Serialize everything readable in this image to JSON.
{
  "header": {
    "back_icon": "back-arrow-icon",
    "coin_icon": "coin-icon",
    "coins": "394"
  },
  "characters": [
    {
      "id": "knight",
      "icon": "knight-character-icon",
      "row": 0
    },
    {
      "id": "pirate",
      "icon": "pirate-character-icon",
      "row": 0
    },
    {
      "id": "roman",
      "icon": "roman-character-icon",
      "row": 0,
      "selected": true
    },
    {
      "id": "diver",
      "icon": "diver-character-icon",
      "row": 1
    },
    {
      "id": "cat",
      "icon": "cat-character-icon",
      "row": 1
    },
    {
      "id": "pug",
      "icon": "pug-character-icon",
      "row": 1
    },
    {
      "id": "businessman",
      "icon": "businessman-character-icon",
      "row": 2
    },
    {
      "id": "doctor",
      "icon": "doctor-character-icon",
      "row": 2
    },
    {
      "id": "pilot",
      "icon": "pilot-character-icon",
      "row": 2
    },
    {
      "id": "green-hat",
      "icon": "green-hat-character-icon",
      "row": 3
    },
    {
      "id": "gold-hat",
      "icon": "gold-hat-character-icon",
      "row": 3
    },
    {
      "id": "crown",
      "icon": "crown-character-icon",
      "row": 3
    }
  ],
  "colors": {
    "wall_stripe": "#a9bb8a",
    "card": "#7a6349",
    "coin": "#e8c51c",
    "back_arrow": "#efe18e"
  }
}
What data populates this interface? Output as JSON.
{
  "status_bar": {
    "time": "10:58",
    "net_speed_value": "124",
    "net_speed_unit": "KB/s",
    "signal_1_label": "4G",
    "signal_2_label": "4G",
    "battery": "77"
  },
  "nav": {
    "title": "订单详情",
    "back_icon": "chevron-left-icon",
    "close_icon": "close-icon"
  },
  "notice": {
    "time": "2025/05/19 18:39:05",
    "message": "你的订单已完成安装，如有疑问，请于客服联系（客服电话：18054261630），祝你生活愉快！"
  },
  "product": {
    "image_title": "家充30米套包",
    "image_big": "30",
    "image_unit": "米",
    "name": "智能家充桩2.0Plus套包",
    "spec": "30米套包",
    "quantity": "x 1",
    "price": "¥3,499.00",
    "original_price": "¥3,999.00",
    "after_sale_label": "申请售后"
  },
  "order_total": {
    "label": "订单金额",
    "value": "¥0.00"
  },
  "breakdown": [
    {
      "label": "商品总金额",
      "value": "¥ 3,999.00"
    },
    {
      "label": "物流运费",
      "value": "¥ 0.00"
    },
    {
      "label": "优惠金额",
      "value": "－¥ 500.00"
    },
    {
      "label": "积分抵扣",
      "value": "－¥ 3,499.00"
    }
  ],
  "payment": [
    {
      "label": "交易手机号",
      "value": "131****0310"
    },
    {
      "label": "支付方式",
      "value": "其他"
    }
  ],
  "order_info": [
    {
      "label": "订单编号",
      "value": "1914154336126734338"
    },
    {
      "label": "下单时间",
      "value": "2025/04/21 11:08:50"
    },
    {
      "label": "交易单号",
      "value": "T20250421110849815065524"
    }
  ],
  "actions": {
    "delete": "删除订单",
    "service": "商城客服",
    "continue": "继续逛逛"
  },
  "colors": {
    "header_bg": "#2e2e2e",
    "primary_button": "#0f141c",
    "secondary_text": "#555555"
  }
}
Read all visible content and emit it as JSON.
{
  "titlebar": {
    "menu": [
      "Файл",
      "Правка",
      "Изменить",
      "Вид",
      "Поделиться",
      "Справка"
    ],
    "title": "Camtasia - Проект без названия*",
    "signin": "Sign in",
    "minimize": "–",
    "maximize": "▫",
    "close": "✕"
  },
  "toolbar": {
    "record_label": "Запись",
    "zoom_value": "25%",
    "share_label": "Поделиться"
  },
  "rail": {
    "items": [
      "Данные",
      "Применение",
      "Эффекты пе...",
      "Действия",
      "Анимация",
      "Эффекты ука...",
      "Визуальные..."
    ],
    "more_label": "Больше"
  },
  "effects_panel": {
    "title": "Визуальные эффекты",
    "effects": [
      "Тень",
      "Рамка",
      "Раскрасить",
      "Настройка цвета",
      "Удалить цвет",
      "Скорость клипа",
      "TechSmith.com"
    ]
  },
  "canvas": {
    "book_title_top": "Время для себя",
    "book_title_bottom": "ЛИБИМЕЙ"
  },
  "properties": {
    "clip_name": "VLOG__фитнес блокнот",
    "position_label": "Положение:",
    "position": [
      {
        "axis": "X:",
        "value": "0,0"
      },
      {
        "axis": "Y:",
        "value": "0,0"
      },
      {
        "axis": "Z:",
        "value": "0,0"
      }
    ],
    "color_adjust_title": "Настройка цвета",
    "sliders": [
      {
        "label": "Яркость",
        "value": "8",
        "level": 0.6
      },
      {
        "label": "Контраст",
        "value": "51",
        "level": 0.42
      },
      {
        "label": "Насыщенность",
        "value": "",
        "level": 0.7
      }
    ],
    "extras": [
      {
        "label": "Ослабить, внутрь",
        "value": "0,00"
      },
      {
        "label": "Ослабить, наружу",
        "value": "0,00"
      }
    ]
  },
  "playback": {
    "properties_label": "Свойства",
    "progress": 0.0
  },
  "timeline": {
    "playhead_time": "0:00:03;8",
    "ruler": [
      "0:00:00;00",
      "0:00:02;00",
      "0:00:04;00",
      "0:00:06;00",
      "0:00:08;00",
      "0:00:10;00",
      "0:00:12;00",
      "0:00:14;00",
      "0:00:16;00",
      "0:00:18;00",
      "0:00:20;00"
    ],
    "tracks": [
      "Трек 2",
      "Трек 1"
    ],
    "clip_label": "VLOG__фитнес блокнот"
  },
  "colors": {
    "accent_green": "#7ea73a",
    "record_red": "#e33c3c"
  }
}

+-------+

To do »
Take each line of the material that contains the word "Поделиться" and list it.

Full solution »
      "Поделиться",
    "share_label": "Поделиться"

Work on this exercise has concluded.